EXTRACTED INFORMATION

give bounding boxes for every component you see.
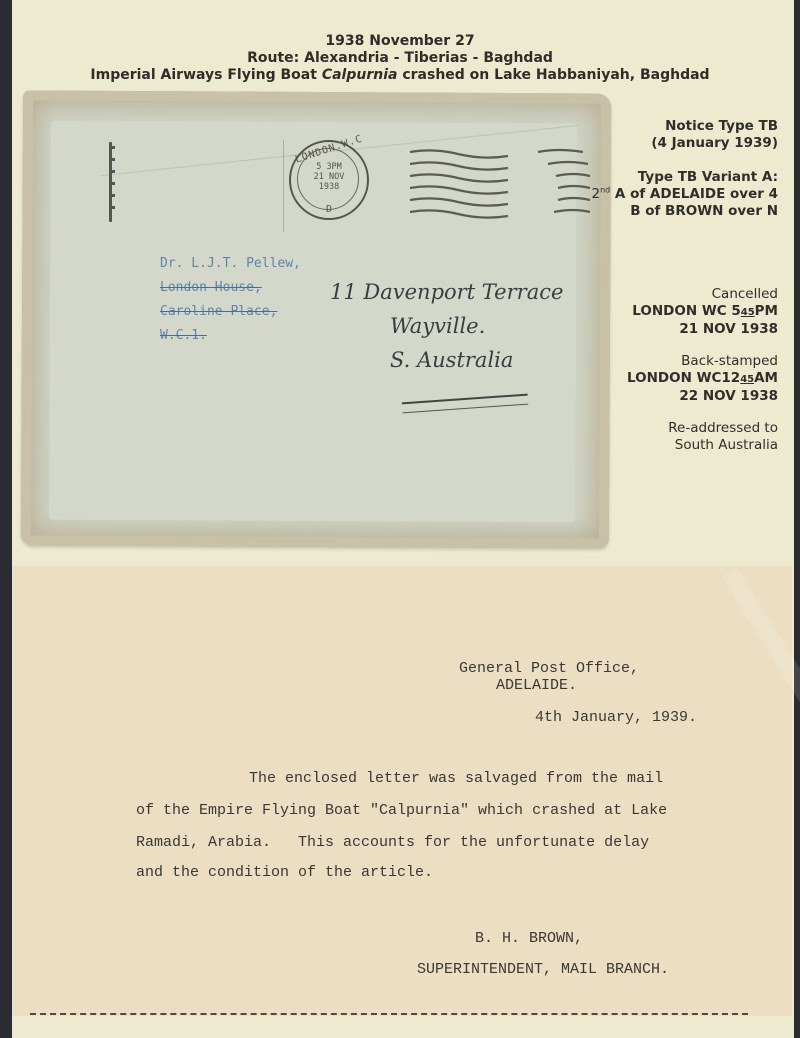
notice-body-line: The enclosed letter was salvaged from th… [249, 770, 663, 787]
handwritten-street: 11 Davenport Terrace [330, 275, 563, 309]
handwritten-suburb: Wayville. [330, 309, 563, 343]
notice-date: (4 January 1939) [558, 135, 778, 152]
cancelled-place: LONDON WC 545PM [558, 303, 778, 321]
handwritten-address: 11 Davenport Terrace Wayville. S. Austra… [330, 275, 563, 377]
notice-date: 4th January, 1939. [535, 709, 697, 726]
variant-line-2: B of BROWN over N [558, 203, 778, 220]
postmark-circle: LONDON.W.C 5 3PM 21 NOV 1938 D [289, 140, 369, 220]
notice-office: General Post Office, [459, 660, 639, 677]
backstamp-minutes: 45 [740, 374, 754, 385]
cancelled-label: Cancelled [558, 286, 778, 303]
ordinal-number: 2 [591, 186, 600, 202]
cancelled-ampm: PM [755, 303, 778, 319]
postmark-date: 21 NOV [291, 172, 367, 182]
notice-city: ADELAIDE. [496, 677, 577, 694]
variant-note: Type TB Variant A: 2nd A of ADELAIDE ove… [558, 169, 778, 220]
address-line-struck: W.C.1. [160, 324, 301, 348]
backstamp-label: Back-stamped [558, 353, 778, 370]
postmark-center: 5 3PM 21 NOV 1938 [291, 162, 367, 192]
postmark-code: D [291, 204, 367, 215]
backstamp-note: Back-stamped LONDON WC1245AM 22 NOV 1938 [558, 353, 778, 405]
postmark-time: 5 3PM [291, 162, 367, 172]
page-header: 1938 November 27 Route: Alexandria - Tib… [0, 33, 800, 84]
backstamp-date: 22 NOV 1938 [558, 388, 778, 405]
readdressed-note: Re-addressed to South Australia [558, 420, 778, 454]
aircraft-name: Calpurnia [322, 67, 398, 83]
stamp-edge [283, 140, 284, 232]
typed-address: Dr. L.J.T. Pellew, London House, Carolin… [160, 252, 301, 348]
notice-body-line: Ramadi, Arabia. This accounts for the un… [136, 834, 649, 851]
variant-line-1: 2nd A of ADELAIDE over 4 [558, 186, 778, 203]
notice-signatory: B. H. BROWN, [475, 930, 583, 947]
address-line-recipient: Dr. L.J.T. Pellew, [160, 252, 301, 276]
notice-signatory-title: SUPERINTENDENT, MAIL BRANCH. [417, 961, 669, 978]
address-line-struck: Caroline Place, [160, 300, 301, 324]
address-line-struck: London House, [160, 276, 301, 300]
cancelled-place-text: LONDON WC 5 [632, 303, 740, 319]
cut-line [30, 1013, 748, 1015]
cancelled-minutes: 45 [741, 307, 755, 318]
flight-route: Route: Alexandria - Tiberias - Baghdad [0, 50, 800, 67]
crash-prefix: Imperial Airways Flying Boat [90, 67, 321, 83]
crash-suffix: crashed on Lake Habbaniyah, Baghdad [397, 67, 709, 83]
stamp-perforation [109, 142, 112, 222]
notice-body-line: and the condition of the article. [136, 864, 433, 881]
backstamp-ampm: AM [754, 370, 778, 386]
handwritten-state: S. Australia [330, 343, 563, 377]
readdressed-line-2: South Australia [558, 437, 778, 454]
flight-date: 1938 November 27 [0, 33, 800, 50]
gpo-notice-slip [12, 566, 792, 1016]
ordinal-suffix: nd [600, 186, 610, 195]
notice-body-line: of the Empire Flying Boat "Calpurnia" wh… [136, 802, 667, 819]
backstamp-place-text: LONDON WC12 [627, 370, 740, 386]
notice-type-note: Notice Type TB (4 January 1939) [558, 118, 778, 152]
variant-line-1-text: A of ADELAIDE over 4 [610, 186, 778, 202]
readdressed-line-1: Re-addressed to [558, 420, 778, 437]
variant-title: Type TB Variant A: [558, 169, 778, 186]
notice-type: Notice Type TB [558, 118, 778, 135]
cancelled-note: Cancelled LONDON WC 545PM 21 NOV 1938 [558, 286, 778, 338]
scan-border [794, 0, 800, 1038]
postmark-year: 1938 [291, 182, 367, 192]
cancelled-date: 21 NOV 1938 [558, 321, 778, 338]
crash-description: Imperial Airways Flying Boat Calpurnia c… [0, 67, 800, 84]
backstamp-place: LONDON WC1245AM [558, 370, 778, 388]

THE TASK
Copy all of the data above verbatim, line for line, but leave out the pictures.

SOLUTION TO THE EXERCISE
give bounding boxes for every component you see.
notice-body-line: The enclosed letter was salvaged from th… [249, 770, 663, 787]
handwritten-street: 11 Davenport Terrace [330, 275, 563, 309]
handwritten-suburb: Wayville. [330, 309, 563, 343]
notice-date: (4 January 1939) [558, 135, 778, 152]
cancelled-place: LONDON WC 545PM [558, 303, 778, 321]
handwritten-address: 11 Davenport Terrace Wayville. S. Austra… [330, 275, 563, 377]
notice-date: 4th January, 1939. [535, 709, 697, 726]
variant-line-2: B of BROWN over N [558, 203, 778, 220]
postmark-circle: LONDON.W.C 5 3PM 21 NOV 1938 D [289, 140, 369, 220]
notice-office: General Post Office, [459, 660, 639, 677]
backstamp-minutes: 45 [740, 374, 754, 385]
cancelled-label: Cancelled [558, 286, 778, 303]
ordinal-number: 2 [591, 186, 600, 202]
cancelled-ampm: PM [755, 303, 778, 319]
postmark-date: 21 NOV [291, 172, 367, 182]
notice-city: ADELAIDE. [496, 677, 577, 694]
variant-note: Type TB Variant A: 2nd A of ADELAIDE ove… [558, 169, 778, 220]
address-line-struck: W.C.1. [160, 324, 301, 348]
backstamp-label: Back-stamped [558, 353, 778, 370]
postmark-center: 5 3PM 21 NOV 1938 [291, 162, 367, 192]
postmark-code: D [291, 204, 367, 215]
backstamp-note: Back-stamped LONDON WC1245AM 22 NOV 1938 [558, 353, 778, 405]
postmark-time: 5 3PM [291, 162, 367, 172]
page-header: 1938 November 27 Route: Alexandria - Tib… [0, 33, 800, 84]
backstamp-date: 22 NOV 1938 [558, 388, 778, 405]
readdressed-note: Re-addressed to South Australia [558, 420, 778, 454]
aircraft-name: Calpurnia [322, 67, 398, 83]
stamp-edge [283, 140, 284, 232]
typed-address: Dr. L.J.T. Pellew, London House, Carolin… [160, 252, 301, 348]
notice-body-line: Ramadi, Arabia. This accounts for the un… [136, 834, 649, 851]
variant-line-1: 2nd A of ADELAIDE over 4 [558, 186, 778, 203]
notice-signatory: B. H. BROWN, [475, 930, 583, 947]
address-line-recipient: Dr. L.J.T. Pellew, [160, 252, 301, 276]
notice-signatory-title: SUPERINTENDENT, MAIL BRANCH. [417, 961, 669, 978]
address-line-struck: Caroline Place, [160, 300, 301, 324]
address-line-struck: London House, [160, 276, 301, 300]
cancelled-place-text: LONDON WC 5 [632, 303, 740, 319]
cut-line [30, 1013, 748, 1015]
cancelled-minutes: 45 [741, 307, 755, 318]
flight-route: Route: Alexandria - Tiberias - Baghdad [0, 50, 800, 67]
crash-prefix: Imperial Airways Flying Boat [90, 67, 321, 83]
crash-suffix: crashed on Lake Habbaniyah, Baghdad [397, 67, 709, 83]
stamp-perforation [109, 142, 112, 222]
notice-body-line: and the condition of the article. [136, 864, 433, 881]
backstamp-ampm: AM [754, 370, 778, 386]
handwritten-state: S. Australia [330, 343, 563, 377]
readdressed-line-2: South Australia [558, 437, 778, 454]
flight-date: 1938 November 27 [0, 33, 800, 50]
gpo-notice-slip [12, 566, 792, 1016]
ordinal-suffix: nd [600, 186, 610, 195]
notice-body-line: of the Empire Flying Boat "Calpurnia" wh… [136, 802, 667, 819]
backstamp-place-text: LONDON WC12 [627, 370, 740, 386]
notice-type-note: Notice Type TB (4 January 1939) [558, 118, 778, 152]
variant-line-1-text: A of ADELAIDE over 4 [610, 186, 778, 202]
readdressed-line-1: Re-addressed to [558, 420, 778, 437]
variant-title: Type TB Variant A: [558, 169, 778, 186]
notice-type: Notice Type TB [558, 118, 778, 135]
cancelled-note: Cancelled LONDON WC 545PM 21 NOV 1938 [558, 286, 778, 338]
scan-border [794, 0, 800, 1038]
postmark-year: 1938 [291, 182, 367, 192]
cancelled-date: 21 NOV 1938 [558, 321, 778, 338]
crash-description: Imperial Airways Flying Boat Calpurnia c… [0, 67, 800, 84]
backstamp-place: LONDON WC1245AM [558, 370, 778, 388]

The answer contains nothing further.